PROBLEM REQUIREMENTS = Determine how many lines contain the string "subtitle". Respond with that number and nothing more.

Saved data entries
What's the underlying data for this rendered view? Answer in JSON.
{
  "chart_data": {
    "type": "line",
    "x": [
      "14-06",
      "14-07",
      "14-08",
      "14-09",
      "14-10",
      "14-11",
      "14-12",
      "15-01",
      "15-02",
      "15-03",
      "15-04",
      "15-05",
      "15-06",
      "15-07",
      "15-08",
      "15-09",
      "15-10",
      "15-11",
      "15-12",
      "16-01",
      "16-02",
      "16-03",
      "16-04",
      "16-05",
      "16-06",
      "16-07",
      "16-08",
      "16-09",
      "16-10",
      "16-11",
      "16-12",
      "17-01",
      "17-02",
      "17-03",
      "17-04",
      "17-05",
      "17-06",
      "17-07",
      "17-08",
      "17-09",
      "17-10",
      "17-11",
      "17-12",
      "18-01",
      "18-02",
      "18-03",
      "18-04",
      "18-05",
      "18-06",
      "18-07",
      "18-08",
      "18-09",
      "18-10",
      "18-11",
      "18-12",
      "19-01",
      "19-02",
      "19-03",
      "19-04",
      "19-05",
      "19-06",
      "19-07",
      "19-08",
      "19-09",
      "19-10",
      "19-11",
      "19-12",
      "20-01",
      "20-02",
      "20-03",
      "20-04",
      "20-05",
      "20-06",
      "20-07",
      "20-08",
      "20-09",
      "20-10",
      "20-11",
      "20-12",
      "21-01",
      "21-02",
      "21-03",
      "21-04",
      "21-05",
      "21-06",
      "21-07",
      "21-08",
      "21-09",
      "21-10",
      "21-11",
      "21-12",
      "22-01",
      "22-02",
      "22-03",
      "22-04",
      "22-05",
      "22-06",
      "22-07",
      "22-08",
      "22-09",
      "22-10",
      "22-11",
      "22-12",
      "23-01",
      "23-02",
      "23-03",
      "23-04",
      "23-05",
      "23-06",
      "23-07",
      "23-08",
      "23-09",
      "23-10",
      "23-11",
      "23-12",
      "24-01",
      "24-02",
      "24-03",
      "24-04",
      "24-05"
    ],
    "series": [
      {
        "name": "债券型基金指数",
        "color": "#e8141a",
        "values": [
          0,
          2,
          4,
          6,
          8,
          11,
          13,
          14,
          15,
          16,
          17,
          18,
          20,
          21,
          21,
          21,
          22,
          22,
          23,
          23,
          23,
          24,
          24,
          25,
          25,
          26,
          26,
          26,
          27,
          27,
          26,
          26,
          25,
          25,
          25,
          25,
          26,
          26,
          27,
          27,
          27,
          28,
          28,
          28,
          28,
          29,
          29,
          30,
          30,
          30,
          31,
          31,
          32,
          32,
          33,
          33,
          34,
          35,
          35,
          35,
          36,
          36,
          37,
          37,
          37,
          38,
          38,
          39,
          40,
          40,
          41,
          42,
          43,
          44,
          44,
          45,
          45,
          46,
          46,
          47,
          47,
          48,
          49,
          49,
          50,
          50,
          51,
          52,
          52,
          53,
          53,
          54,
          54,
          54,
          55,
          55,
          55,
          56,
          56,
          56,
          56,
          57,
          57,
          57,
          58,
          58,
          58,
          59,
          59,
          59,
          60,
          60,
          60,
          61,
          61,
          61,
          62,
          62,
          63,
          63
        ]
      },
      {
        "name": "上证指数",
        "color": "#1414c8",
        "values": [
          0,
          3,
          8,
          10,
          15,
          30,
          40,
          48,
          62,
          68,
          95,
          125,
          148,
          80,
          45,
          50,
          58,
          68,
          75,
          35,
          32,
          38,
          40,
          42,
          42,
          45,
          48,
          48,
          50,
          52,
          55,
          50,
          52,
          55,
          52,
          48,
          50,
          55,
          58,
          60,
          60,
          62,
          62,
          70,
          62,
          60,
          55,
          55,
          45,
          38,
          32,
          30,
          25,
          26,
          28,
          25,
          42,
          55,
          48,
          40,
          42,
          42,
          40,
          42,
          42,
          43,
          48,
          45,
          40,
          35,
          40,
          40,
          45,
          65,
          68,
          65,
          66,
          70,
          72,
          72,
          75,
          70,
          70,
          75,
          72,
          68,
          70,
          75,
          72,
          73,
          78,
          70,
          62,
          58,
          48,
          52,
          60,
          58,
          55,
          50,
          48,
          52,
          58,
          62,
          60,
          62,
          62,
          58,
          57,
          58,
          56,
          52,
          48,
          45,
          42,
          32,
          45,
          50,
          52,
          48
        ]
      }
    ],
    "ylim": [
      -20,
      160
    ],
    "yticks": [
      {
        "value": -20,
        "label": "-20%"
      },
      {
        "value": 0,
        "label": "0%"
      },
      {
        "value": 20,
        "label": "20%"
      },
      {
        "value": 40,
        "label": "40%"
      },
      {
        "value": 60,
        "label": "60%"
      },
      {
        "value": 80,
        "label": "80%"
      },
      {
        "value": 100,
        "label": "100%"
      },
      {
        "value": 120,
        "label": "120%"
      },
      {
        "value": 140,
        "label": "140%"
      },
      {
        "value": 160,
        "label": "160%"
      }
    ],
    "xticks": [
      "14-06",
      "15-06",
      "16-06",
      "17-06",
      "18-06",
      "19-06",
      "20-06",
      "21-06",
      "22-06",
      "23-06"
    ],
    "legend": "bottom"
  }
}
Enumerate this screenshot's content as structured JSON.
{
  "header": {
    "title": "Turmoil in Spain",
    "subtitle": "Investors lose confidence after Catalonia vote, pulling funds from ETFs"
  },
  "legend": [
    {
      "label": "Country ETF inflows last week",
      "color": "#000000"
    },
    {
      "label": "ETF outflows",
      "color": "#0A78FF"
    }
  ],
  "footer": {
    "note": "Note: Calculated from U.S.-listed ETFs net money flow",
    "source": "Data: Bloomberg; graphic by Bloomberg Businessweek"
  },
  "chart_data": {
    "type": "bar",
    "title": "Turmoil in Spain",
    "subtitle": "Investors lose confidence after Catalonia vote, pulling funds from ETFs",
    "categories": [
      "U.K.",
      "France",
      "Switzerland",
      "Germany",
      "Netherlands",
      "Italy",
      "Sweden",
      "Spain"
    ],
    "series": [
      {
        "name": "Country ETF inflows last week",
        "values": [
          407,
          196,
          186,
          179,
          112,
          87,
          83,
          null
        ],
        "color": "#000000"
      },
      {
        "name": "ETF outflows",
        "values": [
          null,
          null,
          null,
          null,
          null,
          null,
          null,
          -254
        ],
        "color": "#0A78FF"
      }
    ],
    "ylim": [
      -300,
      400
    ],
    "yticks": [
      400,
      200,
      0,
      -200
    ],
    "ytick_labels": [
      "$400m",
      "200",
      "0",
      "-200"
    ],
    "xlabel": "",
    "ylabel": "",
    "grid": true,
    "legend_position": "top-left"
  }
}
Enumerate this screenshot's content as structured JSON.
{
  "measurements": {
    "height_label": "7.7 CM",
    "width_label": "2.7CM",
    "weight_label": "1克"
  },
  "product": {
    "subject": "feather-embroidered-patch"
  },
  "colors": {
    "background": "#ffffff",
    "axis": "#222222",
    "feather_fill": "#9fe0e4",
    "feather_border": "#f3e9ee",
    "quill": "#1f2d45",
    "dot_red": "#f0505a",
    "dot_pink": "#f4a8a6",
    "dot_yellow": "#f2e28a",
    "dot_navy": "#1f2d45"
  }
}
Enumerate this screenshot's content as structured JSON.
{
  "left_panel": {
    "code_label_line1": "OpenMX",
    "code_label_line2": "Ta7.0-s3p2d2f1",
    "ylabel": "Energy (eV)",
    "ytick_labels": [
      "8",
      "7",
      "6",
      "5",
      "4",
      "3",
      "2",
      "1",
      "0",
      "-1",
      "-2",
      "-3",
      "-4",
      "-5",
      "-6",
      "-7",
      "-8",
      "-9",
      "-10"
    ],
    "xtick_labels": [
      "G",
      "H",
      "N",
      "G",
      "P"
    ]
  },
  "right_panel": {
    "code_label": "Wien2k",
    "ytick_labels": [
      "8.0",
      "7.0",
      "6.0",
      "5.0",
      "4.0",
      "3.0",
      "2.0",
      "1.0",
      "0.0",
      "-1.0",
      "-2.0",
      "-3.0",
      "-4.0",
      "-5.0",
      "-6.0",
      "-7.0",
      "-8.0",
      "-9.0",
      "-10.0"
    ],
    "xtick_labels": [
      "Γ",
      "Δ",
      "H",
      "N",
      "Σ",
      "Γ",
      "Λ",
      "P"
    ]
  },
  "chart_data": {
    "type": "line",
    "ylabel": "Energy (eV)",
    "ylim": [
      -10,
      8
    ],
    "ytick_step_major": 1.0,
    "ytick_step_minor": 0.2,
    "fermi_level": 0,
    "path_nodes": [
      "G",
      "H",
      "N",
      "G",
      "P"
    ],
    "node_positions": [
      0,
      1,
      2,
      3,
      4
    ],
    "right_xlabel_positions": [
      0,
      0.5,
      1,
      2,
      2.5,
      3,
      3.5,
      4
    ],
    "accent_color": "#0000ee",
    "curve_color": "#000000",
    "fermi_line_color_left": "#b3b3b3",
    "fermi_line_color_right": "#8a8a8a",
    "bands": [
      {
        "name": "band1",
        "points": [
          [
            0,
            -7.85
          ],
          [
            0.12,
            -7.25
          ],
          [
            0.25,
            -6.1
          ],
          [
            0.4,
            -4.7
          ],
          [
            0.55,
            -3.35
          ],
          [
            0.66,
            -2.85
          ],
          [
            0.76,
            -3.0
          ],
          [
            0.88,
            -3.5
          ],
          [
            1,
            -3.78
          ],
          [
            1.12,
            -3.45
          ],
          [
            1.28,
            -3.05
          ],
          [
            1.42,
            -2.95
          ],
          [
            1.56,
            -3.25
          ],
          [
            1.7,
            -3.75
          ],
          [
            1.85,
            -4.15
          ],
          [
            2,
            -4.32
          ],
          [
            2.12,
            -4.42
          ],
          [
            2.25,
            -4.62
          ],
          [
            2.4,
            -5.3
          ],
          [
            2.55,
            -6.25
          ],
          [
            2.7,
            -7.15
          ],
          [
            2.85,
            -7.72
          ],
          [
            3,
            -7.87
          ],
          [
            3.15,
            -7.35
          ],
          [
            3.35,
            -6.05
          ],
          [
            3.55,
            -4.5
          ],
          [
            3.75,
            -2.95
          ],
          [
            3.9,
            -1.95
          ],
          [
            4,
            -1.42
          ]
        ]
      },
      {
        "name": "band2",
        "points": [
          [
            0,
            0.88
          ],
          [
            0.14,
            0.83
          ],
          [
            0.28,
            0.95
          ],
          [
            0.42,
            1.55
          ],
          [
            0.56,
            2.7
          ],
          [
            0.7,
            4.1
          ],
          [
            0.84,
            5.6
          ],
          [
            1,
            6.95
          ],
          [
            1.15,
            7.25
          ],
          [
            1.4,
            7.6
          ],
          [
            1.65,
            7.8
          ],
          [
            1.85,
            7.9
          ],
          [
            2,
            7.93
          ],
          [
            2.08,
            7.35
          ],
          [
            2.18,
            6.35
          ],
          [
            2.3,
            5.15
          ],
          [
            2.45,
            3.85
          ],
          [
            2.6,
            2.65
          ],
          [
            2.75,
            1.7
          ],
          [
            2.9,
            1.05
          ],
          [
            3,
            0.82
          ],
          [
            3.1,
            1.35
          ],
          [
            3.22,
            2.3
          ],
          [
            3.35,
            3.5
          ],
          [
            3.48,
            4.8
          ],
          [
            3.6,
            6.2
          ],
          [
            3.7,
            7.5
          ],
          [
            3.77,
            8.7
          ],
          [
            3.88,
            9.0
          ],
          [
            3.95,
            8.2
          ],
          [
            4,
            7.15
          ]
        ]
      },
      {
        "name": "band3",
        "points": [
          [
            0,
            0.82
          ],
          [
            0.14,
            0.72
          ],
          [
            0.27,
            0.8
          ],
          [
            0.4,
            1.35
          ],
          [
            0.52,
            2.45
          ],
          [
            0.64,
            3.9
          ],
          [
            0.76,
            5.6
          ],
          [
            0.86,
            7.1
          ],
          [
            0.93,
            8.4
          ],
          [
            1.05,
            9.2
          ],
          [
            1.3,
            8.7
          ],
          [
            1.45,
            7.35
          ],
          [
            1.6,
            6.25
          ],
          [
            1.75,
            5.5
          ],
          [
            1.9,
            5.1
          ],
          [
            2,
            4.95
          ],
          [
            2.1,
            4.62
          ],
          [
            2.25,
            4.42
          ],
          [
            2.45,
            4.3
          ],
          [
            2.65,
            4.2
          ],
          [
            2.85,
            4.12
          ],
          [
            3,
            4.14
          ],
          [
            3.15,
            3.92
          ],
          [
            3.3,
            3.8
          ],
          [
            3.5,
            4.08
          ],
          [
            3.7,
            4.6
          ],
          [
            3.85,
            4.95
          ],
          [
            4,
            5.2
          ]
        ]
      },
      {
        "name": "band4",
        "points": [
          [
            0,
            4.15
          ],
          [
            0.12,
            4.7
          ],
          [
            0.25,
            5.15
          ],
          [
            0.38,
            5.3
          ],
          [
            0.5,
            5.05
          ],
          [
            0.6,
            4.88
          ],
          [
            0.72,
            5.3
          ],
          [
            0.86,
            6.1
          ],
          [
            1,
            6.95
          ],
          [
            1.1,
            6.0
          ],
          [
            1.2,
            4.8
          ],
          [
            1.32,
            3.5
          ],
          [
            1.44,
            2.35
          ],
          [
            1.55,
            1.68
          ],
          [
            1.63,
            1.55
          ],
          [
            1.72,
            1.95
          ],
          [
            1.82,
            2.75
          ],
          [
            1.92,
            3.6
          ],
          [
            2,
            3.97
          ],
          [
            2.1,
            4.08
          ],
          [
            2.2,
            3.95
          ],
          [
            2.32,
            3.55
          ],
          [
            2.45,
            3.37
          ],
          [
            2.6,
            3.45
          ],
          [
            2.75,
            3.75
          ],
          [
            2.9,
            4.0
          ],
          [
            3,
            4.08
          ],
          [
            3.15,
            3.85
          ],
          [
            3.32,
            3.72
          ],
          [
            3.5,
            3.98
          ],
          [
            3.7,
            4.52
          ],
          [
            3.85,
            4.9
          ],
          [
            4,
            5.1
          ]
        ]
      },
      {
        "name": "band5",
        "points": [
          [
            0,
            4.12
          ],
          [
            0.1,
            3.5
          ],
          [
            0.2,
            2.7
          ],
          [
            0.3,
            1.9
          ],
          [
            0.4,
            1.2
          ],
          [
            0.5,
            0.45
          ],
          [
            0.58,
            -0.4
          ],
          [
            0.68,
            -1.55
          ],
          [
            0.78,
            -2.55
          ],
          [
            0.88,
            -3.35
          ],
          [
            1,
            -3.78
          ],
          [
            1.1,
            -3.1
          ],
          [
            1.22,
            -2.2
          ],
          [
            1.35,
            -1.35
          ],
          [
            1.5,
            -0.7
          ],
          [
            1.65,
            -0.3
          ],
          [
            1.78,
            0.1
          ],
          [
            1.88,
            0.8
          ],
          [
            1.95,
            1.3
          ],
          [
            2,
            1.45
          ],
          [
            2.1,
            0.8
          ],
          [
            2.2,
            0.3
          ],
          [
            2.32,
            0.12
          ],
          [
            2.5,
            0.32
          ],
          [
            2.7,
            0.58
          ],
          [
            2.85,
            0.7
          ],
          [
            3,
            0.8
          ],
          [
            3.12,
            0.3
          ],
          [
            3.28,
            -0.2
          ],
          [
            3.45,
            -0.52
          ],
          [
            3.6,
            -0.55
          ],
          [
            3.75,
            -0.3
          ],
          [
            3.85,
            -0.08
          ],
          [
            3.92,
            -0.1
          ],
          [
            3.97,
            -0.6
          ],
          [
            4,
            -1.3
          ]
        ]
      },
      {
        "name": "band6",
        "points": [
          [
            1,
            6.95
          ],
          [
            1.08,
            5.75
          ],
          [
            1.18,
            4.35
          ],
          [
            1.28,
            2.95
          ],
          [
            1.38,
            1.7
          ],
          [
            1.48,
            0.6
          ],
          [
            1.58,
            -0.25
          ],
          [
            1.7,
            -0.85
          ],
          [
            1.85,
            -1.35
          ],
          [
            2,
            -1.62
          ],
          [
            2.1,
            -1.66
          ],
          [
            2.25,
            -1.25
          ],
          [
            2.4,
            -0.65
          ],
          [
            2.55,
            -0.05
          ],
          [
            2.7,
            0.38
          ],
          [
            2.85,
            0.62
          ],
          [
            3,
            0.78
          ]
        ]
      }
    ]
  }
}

RESPONSE TO THIS EXERCISE = 2